What you will do =>
Copy out the listing that follows, exact in every word, and skip the images.

Information shown =>
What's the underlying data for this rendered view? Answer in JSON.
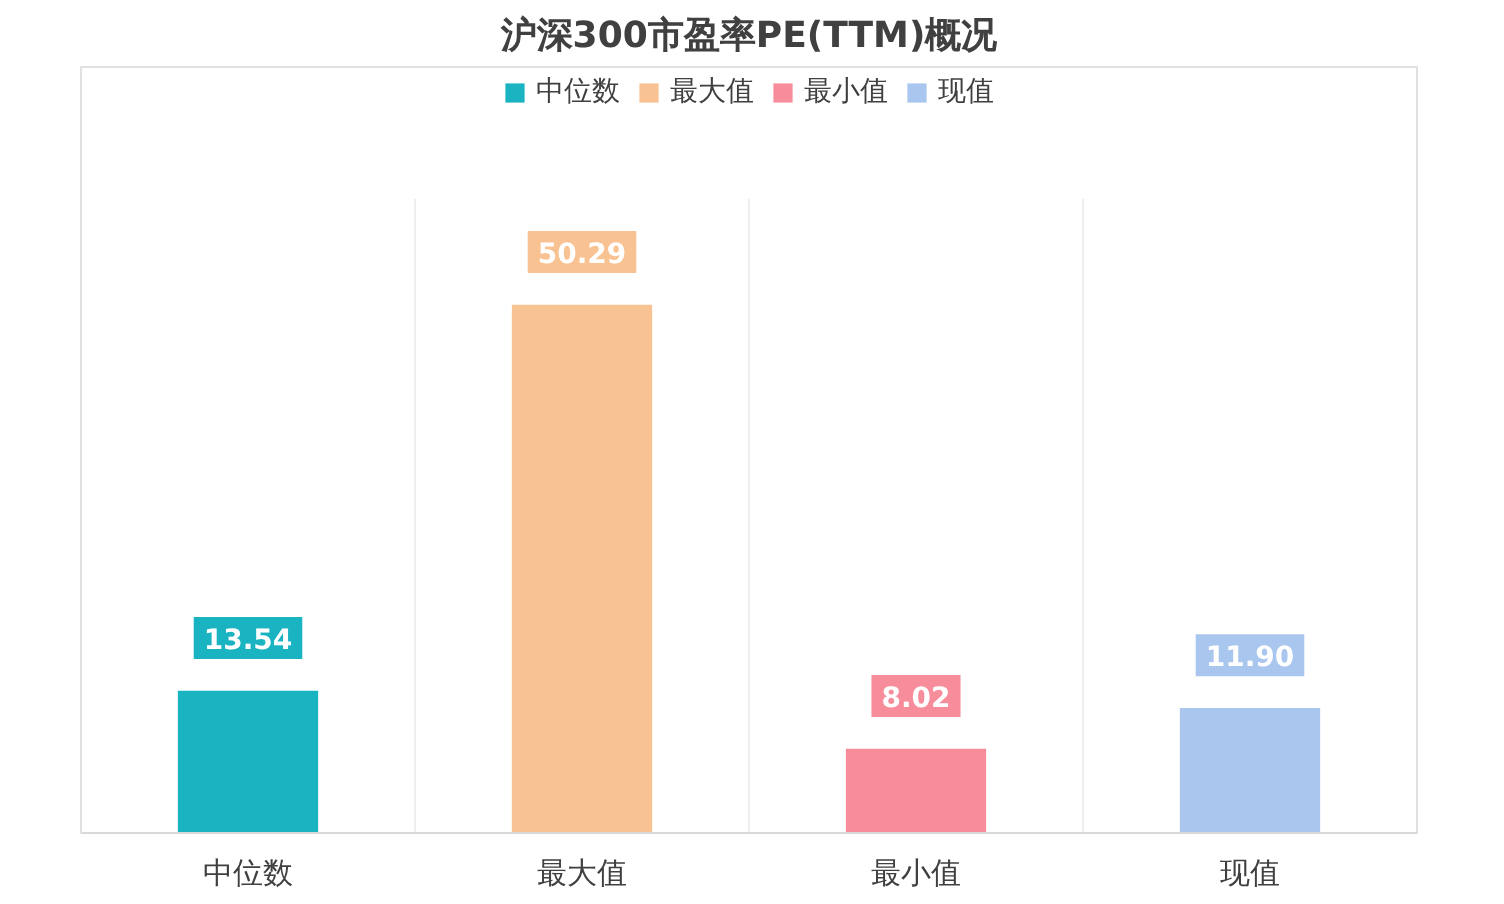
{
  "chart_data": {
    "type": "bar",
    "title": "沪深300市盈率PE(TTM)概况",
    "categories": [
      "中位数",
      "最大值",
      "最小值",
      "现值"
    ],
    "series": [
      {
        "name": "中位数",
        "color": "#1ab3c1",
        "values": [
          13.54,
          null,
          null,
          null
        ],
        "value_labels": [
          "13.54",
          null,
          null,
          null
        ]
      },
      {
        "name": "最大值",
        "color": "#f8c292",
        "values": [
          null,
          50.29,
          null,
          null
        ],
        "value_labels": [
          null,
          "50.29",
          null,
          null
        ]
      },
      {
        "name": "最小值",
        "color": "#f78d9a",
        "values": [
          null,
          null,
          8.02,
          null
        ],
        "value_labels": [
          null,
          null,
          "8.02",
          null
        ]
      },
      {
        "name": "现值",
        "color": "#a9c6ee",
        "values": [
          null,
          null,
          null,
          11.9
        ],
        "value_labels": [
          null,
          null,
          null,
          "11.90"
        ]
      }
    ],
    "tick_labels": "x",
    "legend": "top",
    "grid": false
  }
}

Solution for this exercise =>
What's the underlying data for this rendered view? Answer in JSON.
{
  "chart_data": {
    "type": "bar",
    "title": "沪深300市盈率PE(TTM)概况",
    "categories": [
      "中位数",
      "最大值",
      "最小值",
      "现值"
    ],
    "series": [
      {
        "name": "中位数",
        "color": "#1ab3c1",
        "values": [
          13.54,
          null,
          null,
          null
        ],
        "value_labels": [
          "13.54",
          null,
          null,
          null
        ]
      },
      {
        "name": "最大值",
        "color": "#f8c292",
        "values": [
          null,
          50.29,
          null,
          null
        ],
        "value_labels": [
          null,
          "50.29",
          null,
          null
        ]
      },
      {
        "name": "最小值",
        "color": "#f78d9a",
        "values": [
          null,
          null,
          8.02,
          null
        ],
        "value_labels": [
          null,
          null,
          "8.02",
          null
        ]
      },
      {
        "name": "现值",
        "color": "#a9c6ee",
        "values": [
          null,
          null,
          null,
          11.9
        ],
        "value_labels": [
          null,
          null,
          null,
          "11.90"
        ]
      }
    ],
    "tick_labels": "x",
    "legend": "top",
    "grid": false
  }
}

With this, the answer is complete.